Records supplied:
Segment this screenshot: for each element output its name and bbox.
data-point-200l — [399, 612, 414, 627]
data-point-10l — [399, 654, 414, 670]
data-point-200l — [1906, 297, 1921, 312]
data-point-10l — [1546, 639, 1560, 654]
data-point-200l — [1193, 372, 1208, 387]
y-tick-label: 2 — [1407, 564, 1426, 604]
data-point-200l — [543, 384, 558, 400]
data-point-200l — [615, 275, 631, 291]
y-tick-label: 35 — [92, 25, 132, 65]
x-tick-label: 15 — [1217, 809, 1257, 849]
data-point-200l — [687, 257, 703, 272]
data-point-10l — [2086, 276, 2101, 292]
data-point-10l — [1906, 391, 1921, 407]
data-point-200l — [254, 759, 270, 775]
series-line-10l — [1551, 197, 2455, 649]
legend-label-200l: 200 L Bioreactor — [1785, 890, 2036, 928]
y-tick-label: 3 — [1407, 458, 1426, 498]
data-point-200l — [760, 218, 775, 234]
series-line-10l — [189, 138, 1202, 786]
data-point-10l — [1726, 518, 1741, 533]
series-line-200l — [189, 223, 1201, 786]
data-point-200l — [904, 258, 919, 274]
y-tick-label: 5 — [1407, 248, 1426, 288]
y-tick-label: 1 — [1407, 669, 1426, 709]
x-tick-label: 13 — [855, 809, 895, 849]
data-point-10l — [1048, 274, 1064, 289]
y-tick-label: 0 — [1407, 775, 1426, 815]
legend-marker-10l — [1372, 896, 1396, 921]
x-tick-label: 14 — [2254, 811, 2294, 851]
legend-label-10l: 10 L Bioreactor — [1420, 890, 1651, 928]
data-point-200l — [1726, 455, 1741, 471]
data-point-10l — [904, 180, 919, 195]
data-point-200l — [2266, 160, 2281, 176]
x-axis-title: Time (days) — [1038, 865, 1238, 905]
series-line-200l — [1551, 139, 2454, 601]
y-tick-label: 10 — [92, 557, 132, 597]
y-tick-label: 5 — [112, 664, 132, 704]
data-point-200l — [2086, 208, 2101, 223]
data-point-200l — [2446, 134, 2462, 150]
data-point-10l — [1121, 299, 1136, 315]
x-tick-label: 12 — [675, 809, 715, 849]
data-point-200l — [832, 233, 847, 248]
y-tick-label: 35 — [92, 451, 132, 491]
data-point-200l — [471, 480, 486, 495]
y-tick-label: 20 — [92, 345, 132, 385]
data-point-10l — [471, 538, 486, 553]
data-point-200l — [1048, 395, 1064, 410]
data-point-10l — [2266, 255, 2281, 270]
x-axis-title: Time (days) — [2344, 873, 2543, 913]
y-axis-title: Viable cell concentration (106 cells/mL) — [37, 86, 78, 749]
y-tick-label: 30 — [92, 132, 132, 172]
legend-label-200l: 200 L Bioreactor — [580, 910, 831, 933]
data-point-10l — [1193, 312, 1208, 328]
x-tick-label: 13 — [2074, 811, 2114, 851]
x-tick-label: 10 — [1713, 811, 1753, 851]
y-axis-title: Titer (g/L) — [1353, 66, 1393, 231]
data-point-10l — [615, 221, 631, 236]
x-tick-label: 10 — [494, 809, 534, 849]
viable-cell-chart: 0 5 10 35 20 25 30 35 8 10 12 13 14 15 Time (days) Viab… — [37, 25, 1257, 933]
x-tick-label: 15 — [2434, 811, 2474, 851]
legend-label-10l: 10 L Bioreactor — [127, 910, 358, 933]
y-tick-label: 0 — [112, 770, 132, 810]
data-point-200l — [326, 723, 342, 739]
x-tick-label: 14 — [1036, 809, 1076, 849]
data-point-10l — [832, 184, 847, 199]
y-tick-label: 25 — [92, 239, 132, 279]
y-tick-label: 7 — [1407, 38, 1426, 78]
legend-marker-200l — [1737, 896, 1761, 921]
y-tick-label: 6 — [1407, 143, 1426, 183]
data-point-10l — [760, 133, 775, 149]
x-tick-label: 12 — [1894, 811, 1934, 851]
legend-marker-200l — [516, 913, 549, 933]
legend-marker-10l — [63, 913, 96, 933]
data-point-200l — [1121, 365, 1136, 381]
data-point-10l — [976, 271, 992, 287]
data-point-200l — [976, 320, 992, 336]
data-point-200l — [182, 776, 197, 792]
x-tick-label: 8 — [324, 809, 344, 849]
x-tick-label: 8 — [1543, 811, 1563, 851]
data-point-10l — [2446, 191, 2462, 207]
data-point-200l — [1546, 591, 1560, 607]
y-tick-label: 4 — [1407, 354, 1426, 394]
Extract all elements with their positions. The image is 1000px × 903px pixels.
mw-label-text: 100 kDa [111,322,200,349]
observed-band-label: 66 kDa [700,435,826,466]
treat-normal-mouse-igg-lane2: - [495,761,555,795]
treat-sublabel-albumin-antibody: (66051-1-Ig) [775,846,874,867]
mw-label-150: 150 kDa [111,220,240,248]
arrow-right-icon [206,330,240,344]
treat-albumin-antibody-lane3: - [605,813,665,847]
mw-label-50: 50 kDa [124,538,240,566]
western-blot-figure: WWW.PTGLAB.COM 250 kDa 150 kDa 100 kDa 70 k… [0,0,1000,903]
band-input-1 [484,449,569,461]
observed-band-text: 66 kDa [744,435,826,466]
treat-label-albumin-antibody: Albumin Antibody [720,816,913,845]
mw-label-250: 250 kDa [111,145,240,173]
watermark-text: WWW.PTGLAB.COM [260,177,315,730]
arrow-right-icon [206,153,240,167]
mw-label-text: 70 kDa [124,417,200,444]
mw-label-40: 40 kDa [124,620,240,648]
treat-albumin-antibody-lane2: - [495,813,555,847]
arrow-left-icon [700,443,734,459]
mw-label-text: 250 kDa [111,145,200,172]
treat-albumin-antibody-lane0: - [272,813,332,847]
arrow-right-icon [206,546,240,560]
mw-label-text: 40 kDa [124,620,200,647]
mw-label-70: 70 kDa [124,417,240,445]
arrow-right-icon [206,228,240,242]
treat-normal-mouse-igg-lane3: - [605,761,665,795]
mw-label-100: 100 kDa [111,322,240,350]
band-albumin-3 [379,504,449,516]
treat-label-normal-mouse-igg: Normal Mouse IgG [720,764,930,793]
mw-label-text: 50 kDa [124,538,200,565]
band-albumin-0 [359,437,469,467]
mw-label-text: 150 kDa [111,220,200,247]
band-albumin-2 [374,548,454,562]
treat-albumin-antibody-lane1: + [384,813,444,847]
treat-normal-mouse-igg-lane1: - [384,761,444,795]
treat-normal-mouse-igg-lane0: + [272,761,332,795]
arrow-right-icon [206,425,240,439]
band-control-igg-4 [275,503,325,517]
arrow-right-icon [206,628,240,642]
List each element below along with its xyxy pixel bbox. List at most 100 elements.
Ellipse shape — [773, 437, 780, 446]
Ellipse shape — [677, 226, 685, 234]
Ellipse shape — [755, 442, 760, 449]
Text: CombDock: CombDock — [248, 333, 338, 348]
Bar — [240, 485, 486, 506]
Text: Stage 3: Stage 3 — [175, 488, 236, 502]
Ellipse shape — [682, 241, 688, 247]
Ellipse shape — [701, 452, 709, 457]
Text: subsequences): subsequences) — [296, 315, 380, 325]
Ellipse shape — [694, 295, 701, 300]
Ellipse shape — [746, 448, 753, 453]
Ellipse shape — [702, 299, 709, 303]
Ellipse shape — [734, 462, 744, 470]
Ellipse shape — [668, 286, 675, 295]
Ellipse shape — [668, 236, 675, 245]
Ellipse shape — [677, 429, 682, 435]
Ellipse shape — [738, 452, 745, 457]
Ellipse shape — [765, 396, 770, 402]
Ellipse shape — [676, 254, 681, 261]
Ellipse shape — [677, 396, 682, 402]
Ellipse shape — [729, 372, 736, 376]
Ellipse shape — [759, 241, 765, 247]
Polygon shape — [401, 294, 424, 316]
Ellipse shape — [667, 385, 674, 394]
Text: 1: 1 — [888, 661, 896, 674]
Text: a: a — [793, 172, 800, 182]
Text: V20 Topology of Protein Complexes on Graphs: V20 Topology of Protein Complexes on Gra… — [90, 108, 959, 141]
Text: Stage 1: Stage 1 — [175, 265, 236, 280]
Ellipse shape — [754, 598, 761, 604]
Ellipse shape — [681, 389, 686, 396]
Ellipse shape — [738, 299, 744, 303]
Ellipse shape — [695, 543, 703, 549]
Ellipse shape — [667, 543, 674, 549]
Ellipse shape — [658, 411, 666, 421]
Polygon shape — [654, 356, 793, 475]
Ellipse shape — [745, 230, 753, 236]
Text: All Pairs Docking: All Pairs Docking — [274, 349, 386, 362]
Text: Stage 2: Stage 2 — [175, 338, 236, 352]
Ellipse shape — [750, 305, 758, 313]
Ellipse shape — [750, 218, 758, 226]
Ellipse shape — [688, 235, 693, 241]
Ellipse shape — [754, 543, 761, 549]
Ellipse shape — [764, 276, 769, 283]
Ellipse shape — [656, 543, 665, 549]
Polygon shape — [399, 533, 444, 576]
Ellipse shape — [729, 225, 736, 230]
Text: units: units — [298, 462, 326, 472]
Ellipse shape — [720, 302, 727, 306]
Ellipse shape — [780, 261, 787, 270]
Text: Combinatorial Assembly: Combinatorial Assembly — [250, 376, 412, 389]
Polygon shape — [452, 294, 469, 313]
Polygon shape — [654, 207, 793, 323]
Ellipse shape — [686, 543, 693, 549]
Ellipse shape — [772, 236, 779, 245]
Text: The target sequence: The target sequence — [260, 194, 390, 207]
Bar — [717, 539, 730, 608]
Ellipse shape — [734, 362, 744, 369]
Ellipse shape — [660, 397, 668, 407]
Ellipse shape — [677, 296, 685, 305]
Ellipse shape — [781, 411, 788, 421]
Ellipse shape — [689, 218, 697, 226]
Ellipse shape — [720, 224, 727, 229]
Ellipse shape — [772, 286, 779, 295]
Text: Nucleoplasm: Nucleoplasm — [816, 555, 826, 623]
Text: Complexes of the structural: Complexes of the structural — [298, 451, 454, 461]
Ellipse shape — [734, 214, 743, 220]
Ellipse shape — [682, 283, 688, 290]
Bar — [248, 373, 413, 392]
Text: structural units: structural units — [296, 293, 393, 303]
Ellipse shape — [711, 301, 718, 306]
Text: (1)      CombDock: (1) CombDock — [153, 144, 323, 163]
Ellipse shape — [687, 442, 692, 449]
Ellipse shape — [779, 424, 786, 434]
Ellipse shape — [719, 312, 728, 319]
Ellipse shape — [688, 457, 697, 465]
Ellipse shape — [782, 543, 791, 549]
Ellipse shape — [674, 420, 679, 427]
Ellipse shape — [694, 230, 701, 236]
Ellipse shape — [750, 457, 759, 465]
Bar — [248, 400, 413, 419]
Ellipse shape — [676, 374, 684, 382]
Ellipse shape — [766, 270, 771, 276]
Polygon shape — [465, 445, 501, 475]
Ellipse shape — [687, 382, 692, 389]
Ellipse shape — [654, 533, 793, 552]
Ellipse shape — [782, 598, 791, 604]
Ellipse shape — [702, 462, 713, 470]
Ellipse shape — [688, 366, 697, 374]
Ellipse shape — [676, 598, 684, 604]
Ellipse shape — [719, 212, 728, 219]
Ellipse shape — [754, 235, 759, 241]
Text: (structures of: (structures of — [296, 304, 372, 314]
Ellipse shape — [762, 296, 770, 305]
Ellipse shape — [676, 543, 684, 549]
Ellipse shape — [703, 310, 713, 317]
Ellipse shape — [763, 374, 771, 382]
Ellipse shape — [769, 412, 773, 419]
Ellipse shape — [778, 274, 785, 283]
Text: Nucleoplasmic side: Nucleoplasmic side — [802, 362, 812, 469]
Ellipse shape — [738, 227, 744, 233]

Assignment: Across the entries above, how many lines contain "each"? Provide only the count.

Task solution: 2